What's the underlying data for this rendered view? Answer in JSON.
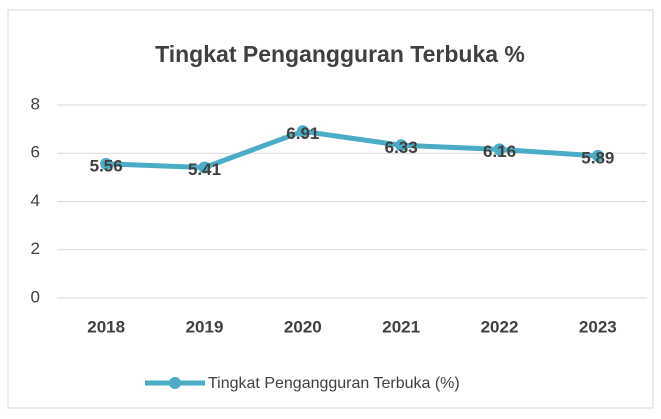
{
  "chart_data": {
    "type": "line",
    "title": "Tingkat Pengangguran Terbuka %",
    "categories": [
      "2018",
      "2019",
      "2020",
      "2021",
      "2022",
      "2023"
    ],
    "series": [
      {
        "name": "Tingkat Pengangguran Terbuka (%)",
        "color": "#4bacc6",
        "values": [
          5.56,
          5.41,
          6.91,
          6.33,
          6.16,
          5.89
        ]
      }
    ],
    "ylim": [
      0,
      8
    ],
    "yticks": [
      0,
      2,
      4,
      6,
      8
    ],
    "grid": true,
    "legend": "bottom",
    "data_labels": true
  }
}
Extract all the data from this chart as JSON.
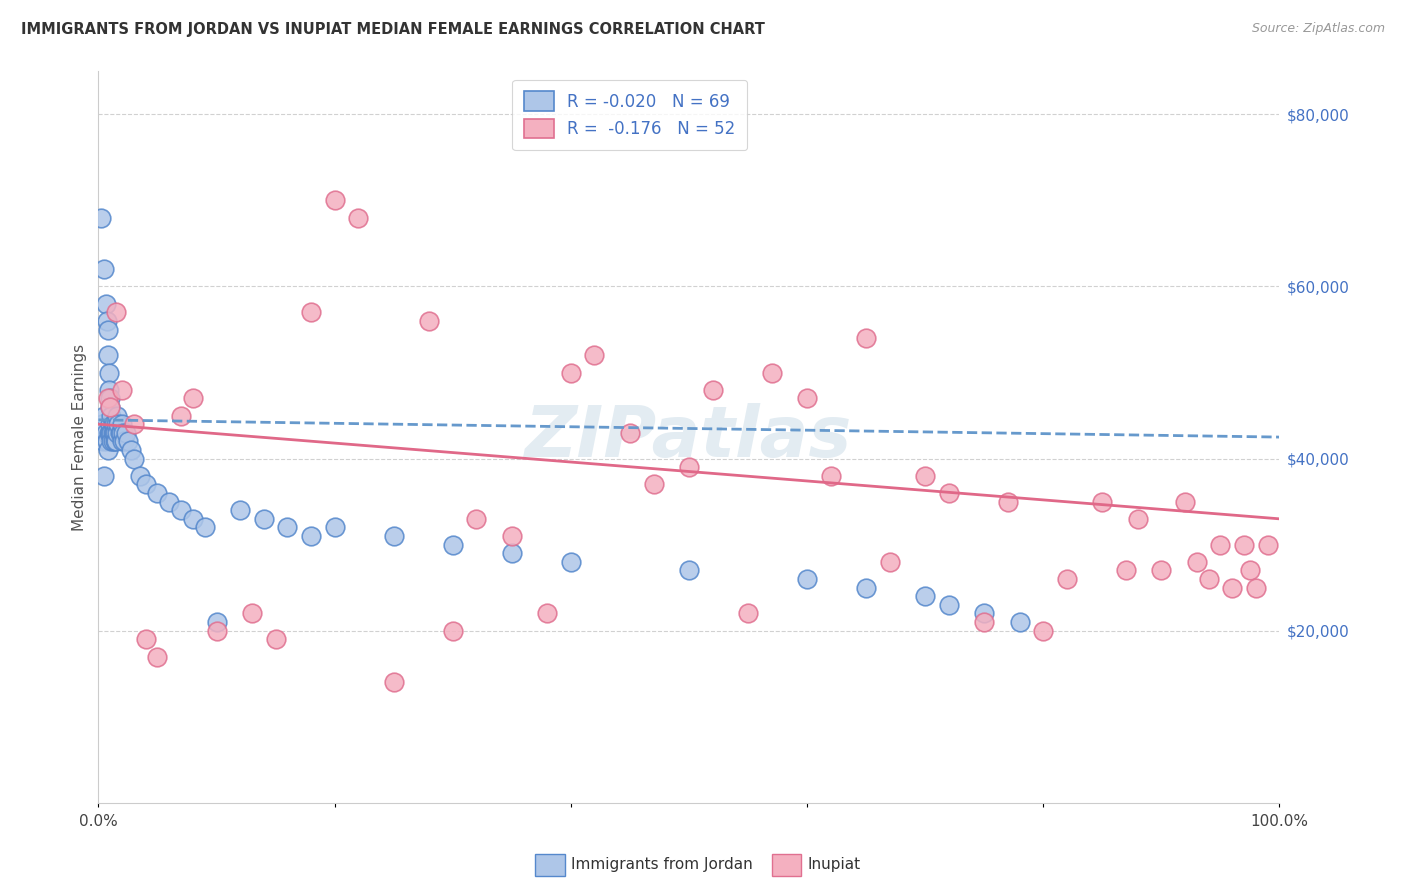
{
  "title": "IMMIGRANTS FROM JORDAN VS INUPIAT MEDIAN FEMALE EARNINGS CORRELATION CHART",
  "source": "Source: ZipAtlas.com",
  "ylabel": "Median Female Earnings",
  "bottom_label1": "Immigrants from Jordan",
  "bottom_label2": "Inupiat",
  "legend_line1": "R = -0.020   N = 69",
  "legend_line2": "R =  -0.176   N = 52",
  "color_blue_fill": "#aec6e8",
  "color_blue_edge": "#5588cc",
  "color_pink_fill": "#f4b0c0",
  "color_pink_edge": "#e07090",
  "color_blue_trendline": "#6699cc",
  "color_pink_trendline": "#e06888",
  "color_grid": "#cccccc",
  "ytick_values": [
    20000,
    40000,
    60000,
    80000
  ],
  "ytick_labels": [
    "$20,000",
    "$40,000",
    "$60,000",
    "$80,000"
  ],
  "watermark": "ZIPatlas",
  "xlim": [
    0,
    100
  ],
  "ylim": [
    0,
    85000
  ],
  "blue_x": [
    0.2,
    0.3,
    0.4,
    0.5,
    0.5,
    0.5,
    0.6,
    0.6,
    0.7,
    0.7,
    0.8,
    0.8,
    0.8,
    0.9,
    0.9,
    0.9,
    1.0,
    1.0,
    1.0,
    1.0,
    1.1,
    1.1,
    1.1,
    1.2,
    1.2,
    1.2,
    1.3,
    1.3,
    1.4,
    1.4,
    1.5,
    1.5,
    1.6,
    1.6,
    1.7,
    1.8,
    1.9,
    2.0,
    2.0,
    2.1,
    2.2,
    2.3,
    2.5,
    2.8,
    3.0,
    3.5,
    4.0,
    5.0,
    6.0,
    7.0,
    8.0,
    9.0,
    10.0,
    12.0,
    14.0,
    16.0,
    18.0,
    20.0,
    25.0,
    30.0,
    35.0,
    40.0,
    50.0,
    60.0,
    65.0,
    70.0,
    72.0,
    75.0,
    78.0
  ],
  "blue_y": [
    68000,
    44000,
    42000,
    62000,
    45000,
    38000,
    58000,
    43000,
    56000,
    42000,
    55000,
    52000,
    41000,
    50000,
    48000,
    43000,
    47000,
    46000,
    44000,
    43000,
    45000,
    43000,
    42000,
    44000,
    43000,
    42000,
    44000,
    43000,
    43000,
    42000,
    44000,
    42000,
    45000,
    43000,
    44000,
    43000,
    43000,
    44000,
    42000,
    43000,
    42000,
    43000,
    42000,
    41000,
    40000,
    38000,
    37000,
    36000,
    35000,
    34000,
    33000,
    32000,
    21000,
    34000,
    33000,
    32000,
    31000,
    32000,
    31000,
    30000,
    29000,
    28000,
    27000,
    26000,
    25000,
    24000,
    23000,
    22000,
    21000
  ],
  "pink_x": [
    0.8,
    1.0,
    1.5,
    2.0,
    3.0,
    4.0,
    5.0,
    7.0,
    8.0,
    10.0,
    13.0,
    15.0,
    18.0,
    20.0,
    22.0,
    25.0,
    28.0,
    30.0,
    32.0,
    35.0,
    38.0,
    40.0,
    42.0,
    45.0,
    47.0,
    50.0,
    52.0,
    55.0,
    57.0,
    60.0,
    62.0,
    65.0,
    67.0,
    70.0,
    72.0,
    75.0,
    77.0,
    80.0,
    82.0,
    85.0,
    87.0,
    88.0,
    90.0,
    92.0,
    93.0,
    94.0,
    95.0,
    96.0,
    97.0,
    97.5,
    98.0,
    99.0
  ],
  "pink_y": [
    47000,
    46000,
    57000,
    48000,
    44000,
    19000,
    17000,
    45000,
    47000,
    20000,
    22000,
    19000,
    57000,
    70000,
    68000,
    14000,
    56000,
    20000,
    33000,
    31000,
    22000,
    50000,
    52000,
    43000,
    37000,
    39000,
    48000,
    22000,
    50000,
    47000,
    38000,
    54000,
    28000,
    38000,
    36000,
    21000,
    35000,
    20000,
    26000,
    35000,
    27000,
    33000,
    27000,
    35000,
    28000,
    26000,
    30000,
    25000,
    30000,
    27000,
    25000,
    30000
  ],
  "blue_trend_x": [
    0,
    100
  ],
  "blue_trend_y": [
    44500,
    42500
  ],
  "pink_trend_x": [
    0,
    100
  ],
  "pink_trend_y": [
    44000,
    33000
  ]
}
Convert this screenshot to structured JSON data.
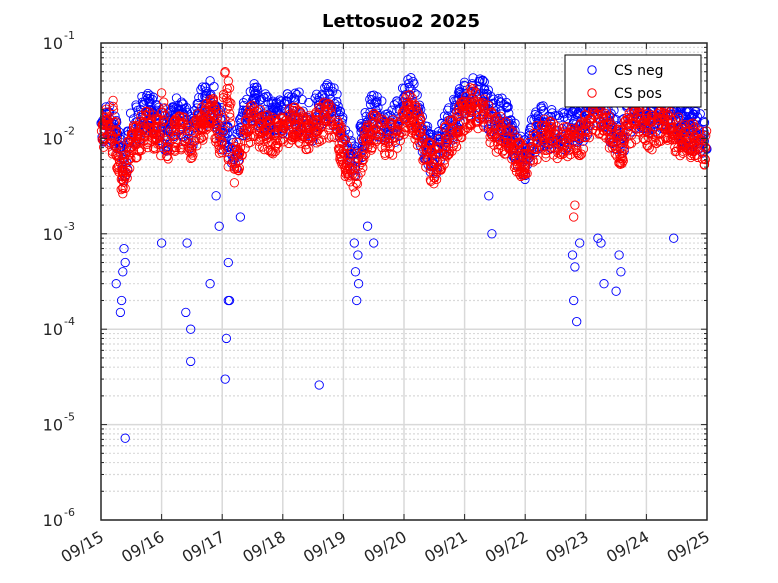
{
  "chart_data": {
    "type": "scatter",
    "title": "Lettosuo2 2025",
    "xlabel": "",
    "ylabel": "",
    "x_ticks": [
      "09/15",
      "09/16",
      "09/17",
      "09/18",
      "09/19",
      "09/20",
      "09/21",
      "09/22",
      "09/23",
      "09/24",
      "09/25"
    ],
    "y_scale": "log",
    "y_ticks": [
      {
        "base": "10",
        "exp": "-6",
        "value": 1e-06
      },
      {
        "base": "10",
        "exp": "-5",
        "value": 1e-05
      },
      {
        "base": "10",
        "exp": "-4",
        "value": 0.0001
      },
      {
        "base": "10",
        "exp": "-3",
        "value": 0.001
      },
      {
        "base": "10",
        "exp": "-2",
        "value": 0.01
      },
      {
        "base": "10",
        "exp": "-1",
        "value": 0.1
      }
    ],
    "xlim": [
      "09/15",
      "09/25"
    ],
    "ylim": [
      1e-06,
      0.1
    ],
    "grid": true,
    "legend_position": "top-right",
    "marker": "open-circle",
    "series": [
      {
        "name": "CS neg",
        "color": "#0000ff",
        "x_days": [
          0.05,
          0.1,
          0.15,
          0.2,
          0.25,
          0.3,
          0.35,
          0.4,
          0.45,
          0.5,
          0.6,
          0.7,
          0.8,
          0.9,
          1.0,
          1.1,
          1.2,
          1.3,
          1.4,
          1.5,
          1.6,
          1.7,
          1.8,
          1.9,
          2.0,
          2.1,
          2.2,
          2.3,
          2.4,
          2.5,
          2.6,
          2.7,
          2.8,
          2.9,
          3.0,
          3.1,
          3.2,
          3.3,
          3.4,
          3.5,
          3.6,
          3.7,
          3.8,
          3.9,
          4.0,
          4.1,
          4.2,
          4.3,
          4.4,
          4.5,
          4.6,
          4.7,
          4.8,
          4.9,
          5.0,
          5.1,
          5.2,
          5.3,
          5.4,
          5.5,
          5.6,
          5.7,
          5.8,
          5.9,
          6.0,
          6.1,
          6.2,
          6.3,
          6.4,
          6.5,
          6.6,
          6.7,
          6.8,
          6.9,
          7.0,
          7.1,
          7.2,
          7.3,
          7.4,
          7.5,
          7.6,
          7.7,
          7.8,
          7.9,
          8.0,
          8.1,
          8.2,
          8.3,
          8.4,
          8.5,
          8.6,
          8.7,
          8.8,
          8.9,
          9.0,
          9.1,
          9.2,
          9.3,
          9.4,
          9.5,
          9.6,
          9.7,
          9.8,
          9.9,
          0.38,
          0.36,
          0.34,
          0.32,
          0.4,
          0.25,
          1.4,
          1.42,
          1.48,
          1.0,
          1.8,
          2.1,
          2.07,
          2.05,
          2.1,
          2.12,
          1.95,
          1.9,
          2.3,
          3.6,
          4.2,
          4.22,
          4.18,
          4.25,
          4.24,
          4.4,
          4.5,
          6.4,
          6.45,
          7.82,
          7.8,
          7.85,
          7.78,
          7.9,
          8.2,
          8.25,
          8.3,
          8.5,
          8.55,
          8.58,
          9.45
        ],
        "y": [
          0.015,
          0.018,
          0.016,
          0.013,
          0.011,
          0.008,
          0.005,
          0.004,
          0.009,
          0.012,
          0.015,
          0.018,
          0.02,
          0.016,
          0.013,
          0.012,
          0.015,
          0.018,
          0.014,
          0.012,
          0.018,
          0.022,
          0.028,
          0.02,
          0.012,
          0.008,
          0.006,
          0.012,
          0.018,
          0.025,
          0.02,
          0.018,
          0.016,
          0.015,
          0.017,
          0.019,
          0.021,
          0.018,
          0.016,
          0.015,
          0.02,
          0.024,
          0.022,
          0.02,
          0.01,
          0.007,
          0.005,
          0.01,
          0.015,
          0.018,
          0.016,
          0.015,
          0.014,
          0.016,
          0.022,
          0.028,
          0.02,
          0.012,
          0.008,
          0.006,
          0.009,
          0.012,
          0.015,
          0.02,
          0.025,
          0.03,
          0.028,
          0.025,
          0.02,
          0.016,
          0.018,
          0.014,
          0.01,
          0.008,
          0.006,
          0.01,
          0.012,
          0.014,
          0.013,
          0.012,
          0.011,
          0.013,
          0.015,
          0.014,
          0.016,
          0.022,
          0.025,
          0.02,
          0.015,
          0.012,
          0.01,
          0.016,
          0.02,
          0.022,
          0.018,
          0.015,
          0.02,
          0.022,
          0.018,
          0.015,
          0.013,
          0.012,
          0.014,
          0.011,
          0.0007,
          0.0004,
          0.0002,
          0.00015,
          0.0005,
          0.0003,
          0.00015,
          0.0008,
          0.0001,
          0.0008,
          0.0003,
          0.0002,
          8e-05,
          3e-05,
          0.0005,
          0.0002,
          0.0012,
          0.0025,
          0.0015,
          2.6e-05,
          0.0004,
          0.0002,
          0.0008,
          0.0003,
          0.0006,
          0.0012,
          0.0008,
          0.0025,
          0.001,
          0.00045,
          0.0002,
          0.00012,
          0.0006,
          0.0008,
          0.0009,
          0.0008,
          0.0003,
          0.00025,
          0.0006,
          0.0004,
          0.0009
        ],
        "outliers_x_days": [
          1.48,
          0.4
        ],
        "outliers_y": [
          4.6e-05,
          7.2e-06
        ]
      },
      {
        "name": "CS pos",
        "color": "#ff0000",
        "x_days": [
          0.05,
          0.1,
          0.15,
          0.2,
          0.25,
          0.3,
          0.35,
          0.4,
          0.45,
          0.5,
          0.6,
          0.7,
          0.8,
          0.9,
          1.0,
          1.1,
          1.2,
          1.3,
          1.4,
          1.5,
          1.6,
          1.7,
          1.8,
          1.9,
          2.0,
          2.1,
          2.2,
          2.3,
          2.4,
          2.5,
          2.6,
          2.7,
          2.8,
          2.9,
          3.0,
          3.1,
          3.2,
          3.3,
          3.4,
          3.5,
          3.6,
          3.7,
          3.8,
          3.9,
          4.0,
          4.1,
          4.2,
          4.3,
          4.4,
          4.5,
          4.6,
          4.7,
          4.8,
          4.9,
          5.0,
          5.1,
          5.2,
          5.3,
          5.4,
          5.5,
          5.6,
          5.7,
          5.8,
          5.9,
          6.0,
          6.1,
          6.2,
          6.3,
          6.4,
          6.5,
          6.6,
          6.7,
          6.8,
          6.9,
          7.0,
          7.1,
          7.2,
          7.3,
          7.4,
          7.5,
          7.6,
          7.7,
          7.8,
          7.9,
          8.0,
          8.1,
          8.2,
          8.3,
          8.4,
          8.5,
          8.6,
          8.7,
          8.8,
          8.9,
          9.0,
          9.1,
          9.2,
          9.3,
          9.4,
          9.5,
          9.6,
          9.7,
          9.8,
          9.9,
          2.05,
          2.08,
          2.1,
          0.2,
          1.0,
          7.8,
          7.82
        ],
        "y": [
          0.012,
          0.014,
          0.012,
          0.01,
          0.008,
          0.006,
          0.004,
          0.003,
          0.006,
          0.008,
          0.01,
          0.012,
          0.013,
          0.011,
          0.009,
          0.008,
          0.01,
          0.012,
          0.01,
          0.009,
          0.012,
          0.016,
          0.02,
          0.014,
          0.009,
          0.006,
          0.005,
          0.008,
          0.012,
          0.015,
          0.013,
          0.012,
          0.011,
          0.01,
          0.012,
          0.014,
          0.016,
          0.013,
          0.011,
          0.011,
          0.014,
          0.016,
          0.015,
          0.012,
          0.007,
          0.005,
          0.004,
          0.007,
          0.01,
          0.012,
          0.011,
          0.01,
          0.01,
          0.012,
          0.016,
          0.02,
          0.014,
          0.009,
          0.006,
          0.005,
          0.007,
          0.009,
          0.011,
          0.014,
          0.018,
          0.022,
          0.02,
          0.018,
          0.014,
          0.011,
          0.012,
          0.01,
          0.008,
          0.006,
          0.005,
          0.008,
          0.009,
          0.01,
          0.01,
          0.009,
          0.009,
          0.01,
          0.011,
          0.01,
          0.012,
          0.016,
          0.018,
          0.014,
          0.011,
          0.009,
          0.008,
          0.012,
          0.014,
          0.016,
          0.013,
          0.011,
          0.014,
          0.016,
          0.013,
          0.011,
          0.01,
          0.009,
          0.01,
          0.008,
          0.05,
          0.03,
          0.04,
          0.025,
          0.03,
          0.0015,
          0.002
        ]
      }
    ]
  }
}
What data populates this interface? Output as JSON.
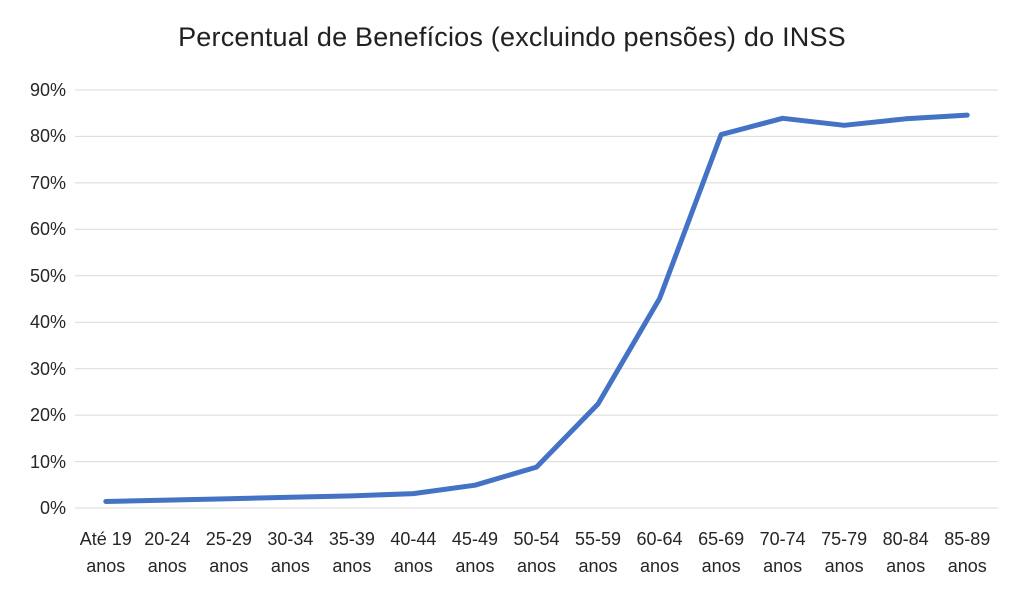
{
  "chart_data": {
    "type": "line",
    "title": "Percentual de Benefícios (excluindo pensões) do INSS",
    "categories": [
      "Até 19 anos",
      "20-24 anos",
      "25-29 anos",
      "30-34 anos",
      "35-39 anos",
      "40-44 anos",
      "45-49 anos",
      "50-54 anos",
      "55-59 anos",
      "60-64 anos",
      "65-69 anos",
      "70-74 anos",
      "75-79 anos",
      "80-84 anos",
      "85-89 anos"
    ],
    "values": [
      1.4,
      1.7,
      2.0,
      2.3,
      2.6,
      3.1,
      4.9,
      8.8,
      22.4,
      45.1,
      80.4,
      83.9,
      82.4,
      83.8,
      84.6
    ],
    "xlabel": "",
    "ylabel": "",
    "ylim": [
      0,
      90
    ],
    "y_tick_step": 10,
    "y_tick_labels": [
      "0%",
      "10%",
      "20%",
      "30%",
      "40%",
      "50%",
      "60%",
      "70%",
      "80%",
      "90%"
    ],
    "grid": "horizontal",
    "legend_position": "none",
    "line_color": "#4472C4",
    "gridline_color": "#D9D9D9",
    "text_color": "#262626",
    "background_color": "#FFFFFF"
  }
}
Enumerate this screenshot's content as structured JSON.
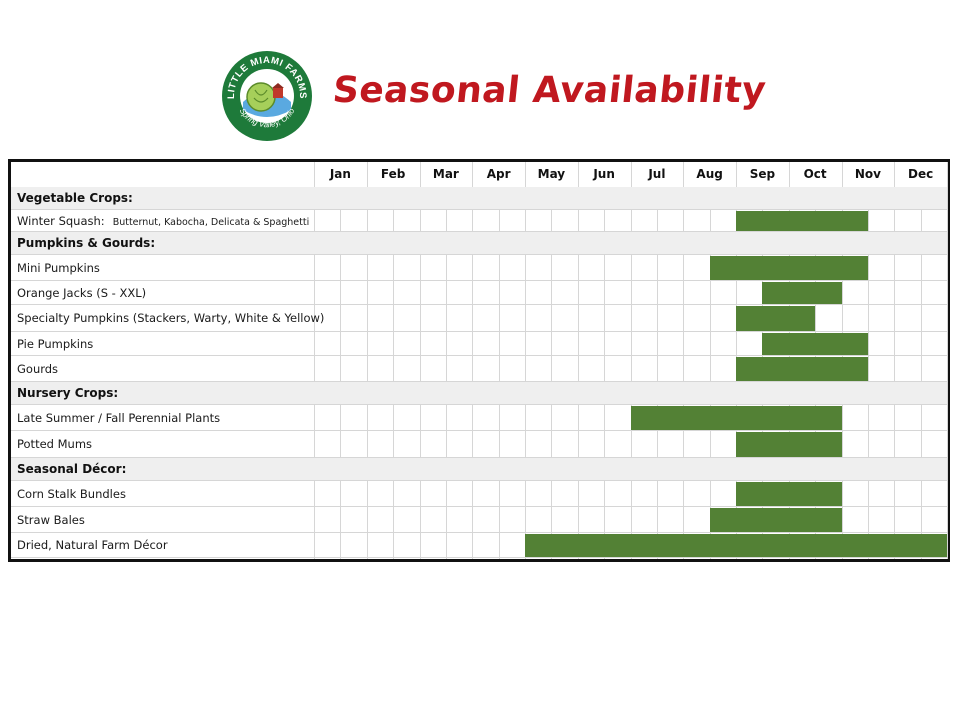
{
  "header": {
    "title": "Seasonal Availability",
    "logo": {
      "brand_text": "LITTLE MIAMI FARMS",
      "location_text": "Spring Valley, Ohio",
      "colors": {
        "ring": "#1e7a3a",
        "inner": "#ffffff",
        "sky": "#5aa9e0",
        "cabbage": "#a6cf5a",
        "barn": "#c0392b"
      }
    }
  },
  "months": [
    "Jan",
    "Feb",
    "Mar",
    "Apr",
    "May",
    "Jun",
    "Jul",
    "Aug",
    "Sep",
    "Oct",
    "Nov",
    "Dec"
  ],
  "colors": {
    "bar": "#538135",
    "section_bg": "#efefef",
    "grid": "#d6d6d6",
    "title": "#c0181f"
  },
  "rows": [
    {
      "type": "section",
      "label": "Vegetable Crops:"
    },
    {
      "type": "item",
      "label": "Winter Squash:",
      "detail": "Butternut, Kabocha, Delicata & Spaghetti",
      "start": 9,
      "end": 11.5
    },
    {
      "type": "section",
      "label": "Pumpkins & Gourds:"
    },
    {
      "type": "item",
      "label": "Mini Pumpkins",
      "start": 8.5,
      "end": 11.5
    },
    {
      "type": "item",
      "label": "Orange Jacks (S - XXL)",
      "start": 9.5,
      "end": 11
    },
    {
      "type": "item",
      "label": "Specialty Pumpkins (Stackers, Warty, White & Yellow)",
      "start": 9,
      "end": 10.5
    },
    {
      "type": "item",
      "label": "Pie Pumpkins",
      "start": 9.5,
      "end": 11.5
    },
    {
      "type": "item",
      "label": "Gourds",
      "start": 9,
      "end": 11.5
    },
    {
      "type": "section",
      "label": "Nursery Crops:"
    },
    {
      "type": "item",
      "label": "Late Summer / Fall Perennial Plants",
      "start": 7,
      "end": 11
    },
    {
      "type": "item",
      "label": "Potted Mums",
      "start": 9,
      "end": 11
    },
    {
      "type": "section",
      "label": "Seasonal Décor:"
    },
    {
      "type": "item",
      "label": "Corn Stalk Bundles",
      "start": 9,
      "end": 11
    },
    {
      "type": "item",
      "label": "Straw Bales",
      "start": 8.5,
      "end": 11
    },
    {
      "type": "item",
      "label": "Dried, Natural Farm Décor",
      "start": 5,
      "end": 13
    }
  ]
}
==========
WHAT YOU HAVE TO DO: All lines above with "structured" in them should be returned.

WRITTEN REPLY:
Convert this screenshot to structured JSON data.
Enumerate this screenshot's content as structured JSON.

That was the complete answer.